■ What you are asked to do ■
The records that follow should be retyped word for word.

■ Input material ■
········

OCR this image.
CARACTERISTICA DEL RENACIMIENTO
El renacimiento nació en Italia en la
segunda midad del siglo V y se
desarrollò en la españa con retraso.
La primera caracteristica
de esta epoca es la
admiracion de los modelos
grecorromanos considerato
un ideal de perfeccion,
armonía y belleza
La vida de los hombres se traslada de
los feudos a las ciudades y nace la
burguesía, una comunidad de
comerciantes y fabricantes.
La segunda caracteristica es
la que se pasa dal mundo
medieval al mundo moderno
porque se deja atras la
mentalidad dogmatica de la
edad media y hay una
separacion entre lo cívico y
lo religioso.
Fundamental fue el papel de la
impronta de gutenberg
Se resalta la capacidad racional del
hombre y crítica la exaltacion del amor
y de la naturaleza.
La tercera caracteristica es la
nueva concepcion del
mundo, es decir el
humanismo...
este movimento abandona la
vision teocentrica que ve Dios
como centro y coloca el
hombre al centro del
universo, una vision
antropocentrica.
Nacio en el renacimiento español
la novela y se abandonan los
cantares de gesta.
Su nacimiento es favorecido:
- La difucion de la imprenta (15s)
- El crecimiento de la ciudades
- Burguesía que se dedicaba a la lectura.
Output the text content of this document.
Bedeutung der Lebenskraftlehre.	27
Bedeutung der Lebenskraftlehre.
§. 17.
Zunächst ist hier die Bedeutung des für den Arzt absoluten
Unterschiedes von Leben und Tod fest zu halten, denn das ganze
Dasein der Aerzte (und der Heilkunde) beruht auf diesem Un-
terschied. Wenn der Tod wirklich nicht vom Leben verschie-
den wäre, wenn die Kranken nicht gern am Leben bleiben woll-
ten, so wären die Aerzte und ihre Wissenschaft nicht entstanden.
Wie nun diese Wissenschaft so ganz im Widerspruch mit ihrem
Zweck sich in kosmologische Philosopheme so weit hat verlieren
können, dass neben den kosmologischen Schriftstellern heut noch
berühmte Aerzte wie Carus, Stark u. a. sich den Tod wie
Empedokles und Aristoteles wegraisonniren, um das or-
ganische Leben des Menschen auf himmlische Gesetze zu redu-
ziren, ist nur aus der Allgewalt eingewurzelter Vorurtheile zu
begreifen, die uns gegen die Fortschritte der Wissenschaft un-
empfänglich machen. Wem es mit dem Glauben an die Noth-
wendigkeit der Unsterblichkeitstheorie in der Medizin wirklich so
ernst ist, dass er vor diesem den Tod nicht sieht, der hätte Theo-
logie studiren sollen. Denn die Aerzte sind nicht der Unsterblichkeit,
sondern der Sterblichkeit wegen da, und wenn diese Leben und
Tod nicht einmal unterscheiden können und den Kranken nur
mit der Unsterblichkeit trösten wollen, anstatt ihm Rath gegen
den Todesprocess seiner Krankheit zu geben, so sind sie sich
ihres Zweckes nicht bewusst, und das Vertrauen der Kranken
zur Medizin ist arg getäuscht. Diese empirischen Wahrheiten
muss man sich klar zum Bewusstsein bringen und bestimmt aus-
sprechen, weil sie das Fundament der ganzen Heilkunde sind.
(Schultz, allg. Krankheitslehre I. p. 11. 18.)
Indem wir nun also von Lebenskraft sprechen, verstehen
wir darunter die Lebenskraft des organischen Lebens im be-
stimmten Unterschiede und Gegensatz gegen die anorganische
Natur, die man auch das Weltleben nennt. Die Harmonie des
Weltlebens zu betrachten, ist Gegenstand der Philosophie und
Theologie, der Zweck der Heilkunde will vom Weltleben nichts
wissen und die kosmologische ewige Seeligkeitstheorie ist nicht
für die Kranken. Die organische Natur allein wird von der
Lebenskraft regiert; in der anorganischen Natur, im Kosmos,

········

■ Result ■
OCR this image.
CARACTERISTICA DEL RENACIMIENTO
El renacimiento nació en Italia en la
segunda midad del siglo V y se
desarrollò en la españa con retraso.
La primera caracteristica
de esta epoca es la
admiracion de los modelos
grecorromanos considerato
un ideal de perfeccion,
armonía y belleza
La vida de los hombres se traslada de
los feudos a las ciudades y nace la
burguesía, una comunidad de
comerciantes y fabricantes.
La segunda caracteristica es
la que se pasa dal mundo
medieval al mundo moderno
porque se deja atras la
mentalidad dogmatica de la
edad media y hay una
separacion entre lo cívico y
lo religioso.
Fundamental fue el papel de la
impronta de gutenberg
Se resalta la capacidad racional del
hombre y crítica la exaltacion del amor
y de la naturaleza.
La tercera caracteristica es la
nueva concepcion del
mundo, es decir el
humanismo...
este movimento abandona la
vision teocentrica que ve Dios
como centro y coloca el
hombre al centro del
universo, una vision
antropocentrica.
Nacio en el renacimiento español
la novela y se abandonan los
cantares de gesta.
Su nacimiento es favorecido:
- La difucion de la imprenta (15s)
- El crecimiento de la ciudades
- Burguesía que se dedicaba a la lectura.
Output the text content of this document.
Bedeutung der Lebenskraftlehre.	27
Bedeutung der Lebenskraftlehre.
§. 17.
Zunächst ist hier die Bedeutung des für den Arzt absoluten
Unterschiedes von Leben und Tod fest zu halten, denn das ganze
Dasein der Aerzte (und der Heilkunde) beruht auf diesem Un-
terschied. Wenn der Tod wirklich nicht vom Leben verschie-
den wäre, wenn die Kranken nicht gern am Leben bleiben woll-
ten, so wären die Aerzte und ihre Wissenschaft nicht entstanden.
Wie nun diese Wissenschaft so ganz im Widerspruch mit ihrem
Zweck sich in kosmologische Philosopheme so weit hat verlieren
können, dass neben den kosmologischen Schriftstellern heut noch
berühmte Aerzte wie Carus, Stark u. a. sich den Tod wie
Empedokles und Aristoteles wegraisonniren, um das or-
ganische Leben des Menschen auf himmlische Gesetze zu redu-
ziren, ist nur aus der Allgewalt eingewurzelter Vorurtheile zu
begreifen, die uns gegen die Fortschritte der Wissenschaft un-
empfänglich machen. Wem es mit dem Glauben an die Noth-
wendigkeit der Unsterblichkeitstheorie in der Medizin wirklich so
ernst ist, dass er vor diesem den Tod nicht sieht, der hätte Theo-
logie studiren sollen. Denn die Aerzte sind nicht der Unsterblichkeit,
sondern der Sterblichkeit wegen da, und wenn diese Leben und
Tod nicht einmal unterscheiden können und den Kranken nur
mit der Unsterblichkeit trösten wollen, anstatt ihm Rath gegen
den Todesprocess seiner Krankheit zu geben, so sind sie sich
ihres Zweckes nicht bewusst, und das Vertrauen der Kranken
zur Medizin ist arg getäuscht. Diese empirischen Wahrheiten
muss man sich klar zum Bewusstsein bringen und bestimmt aus-
sprechen, weil sie das Fundament der ganzen Heilkunde sind.
(Schultz, allg. Krankheitslehre I. p. 11. 18.)
Indem wir nun also von Lebenskraft sprechen, verstehen
wir darunter die Lebenskraft des organischen Lebens im be-
stimmten Unterschiede und Gegensatz gegen die anorganische
Natur, die man auch das Weltleben nennt. Die Harmonie des
Weltlebens zu betrachten, ist Gegenstand der Philosophie und
Theologie, der Zweck der Heilkunde will vom Weltleben nichts
wissen und die kosmologische ewige Seeligkeitstheorie ist nicht
für die Kranken. Die organische Natur allein wird von der
Lebenskraft regiert; in der anorganischen Natur, im Kosmos,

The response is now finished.